# Requirement:
Find every line in the records below that holds the word "JSON" and copy it.

# Task material:

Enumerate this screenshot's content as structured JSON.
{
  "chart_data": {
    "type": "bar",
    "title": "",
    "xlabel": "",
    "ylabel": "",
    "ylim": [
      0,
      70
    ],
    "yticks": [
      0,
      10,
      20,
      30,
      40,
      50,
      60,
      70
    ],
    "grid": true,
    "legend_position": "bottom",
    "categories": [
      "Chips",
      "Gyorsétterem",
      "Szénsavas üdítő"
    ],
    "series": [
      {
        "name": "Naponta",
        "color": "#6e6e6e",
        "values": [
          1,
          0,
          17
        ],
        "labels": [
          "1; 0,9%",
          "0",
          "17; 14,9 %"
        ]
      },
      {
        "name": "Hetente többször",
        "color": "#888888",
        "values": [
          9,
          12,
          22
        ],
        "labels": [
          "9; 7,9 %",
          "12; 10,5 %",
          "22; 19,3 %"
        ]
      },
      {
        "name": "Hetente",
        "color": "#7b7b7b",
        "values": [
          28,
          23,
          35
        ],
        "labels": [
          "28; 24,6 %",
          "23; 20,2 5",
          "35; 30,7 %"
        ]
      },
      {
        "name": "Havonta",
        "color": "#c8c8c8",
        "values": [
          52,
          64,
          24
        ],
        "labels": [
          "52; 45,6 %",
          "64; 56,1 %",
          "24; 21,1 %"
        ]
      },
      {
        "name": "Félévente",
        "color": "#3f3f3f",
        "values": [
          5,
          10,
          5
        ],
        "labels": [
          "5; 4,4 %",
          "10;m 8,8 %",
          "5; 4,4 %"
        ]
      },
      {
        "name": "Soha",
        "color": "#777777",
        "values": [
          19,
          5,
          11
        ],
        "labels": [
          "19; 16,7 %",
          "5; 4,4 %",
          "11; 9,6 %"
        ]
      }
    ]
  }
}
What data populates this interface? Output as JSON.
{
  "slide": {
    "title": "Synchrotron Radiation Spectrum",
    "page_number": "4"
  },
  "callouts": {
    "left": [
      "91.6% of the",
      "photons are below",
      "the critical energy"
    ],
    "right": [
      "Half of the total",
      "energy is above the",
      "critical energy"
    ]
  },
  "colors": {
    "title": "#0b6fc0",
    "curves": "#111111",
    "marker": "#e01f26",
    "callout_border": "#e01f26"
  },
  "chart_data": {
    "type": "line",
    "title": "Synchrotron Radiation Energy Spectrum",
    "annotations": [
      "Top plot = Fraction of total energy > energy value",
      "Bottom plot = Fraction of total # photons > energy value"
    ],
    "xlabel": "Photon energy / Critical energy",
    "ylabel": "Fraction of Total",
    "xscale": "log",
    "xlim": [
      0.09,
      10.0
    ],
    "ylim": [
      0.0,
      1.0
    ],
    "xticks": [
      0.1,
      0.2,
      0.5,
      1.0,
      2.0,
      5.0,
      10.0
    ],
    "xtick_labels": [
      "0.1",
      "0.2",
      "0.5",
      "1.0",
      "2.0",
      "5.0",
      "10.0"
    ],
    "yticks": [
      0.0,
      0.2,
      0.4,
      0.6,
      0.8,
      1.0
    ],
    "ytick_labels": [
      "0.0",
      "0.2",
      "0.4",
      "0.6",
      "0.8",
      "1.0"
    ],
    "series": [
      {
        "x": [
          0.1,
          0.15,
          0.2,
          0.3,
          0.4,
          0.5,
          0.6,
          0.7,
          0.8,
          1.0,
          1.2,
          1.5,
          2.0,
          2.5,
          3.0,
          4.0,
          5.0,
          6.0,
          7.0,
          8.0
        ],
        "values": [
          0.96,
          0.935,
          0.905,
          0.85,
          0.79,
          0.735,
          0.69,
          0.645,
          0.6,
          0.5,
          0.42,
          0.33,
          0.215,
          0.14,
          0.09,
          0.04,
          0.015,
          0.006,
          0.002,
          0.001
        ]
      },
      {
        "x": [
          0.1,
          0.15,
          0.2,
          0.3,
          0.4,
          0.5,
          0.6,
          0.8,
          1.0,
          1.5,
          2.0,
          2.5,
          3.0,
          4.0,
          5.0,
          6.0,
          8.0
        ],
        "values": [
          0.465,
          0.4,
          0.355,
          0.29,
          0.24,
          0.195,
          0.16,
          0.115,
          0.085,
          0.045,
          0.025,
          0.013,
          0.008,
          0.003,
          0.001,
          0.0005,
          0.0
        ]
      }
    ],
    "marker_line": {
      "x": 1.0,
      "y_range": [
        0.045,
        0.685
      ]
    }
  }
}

# Task response:
Enumerate this screenshot's content as structured JSON.
What data populates this interface? Output as JSON.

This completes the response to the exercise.